┌─ Supplied information

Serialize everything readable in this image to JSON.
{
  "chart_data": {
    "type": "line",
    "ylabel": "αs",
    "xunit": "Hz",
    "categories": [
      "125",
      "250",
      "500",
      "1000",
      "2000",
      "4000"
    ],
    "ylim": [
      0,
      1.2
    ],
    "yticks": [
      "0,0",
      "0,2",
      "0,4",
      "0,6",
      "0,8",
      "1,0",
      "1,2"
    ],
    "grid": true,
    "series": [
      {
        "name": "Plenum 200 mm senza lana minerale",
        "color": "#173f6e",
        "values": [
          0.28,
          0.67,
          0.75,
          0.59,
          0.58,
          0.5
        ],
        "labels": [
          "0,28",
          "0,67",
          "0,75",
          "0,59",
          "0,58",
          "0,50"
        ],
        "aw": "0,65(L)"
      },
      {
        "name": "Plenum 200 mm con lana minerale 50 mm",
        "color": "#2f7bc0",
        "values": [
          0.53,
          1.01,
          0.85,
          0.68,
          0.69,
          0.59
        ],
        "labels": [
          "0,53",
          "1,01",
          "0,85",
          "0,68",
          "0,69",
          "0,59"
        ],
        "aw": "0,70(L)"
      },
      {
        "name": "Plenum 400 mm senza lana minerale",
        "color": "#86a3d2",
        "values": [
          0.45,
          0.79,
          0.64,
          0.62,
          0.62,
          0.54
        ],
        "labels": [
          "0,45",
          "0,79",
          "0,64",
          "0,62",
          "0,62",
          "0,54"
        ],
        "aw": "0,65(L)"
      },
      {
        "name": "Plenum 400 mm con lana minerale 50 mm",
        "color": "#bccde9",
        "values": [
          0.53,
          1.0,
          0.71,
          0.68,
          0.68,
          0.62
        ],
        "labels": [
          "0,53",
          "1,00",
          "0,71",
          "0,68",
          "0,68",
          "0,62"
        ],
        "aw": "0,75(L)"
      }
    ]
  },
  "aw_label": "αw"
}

└─

» Requirement:
Return all of the entries exactly as they were supplied.

» Complete output:
Serialize everything readable in this image to JSON.
{
  "chart_data": {
    "type": "line",
    "ylabel": "αs",
    "xunit": "Hz",
    "categories": [
      "125",
      "250",
      "500",
      "1000",
      "2000",
      "4000"
    ],
    "ylim": [
      0,
      1.2
    ],
    "yticks": [
      "0,0",
      "0,2",
      "0,4",
      "0,6",
      "0,8",
      "1,0",
      "1,2"
    ],
    "grid": true,
    "series": [
      {
        "name": "Plenum 200 mm senza lana minerale",
        "color": "#173f6e",
        "values": [
          0.28,
          0.67,
          0.75,
          0.59,
          0.58,
          0.5
        ],
        "labels": [
          "0,28",
          "0,67",
          "0,75",
          "0,59",
          "0,58",
          "0,50"
        ],
        "aw": "0,65(L)"
      },
      {
        "name": "Plenum 200 mm con lana minerale 50 mm",
        "color": "#2f7bc0",
        "values": [
          0.53,
          1.01,
          0.85,
          0.68,
          0.69,
          0.59
        ],
        "labels": [
          "0,53",
          "1,01",
          "0,85",
          "0,68",
          "0,69",
          "0,59"
        ],
        "aw": "0,70(L)"
      },
      {
        "name": "Plenum 400 mm senza lana minerale",
        "color": "#86a3d2",
        "values": [
          0.45,
          0.79,
          0.64,
          0.62,
          0.62,
          0.54
        ],
        "labels": [
          "0,45",
          "0,79",
          "0,64",
          "0,62",
          "0,62",
          "0,54"
        ],
        "aw": "0,65(L)"
      },
      {
        "name": "Plenum 400 mm con lana minerale 50 mm",
        "color": "#bccde9",
        "values": [
          0.53,
          1.0,
          0.71,
          0.68,
          0.68,
          0.62
        ],
        "labels": [
          "0,53",
          "1,00",
          "0,71",
          "0,68",
          "0,68",
          "0,62"
        ],
        "aw": "0,75(L)"
      }
    ]
  },
  "aw_label": "αw"
}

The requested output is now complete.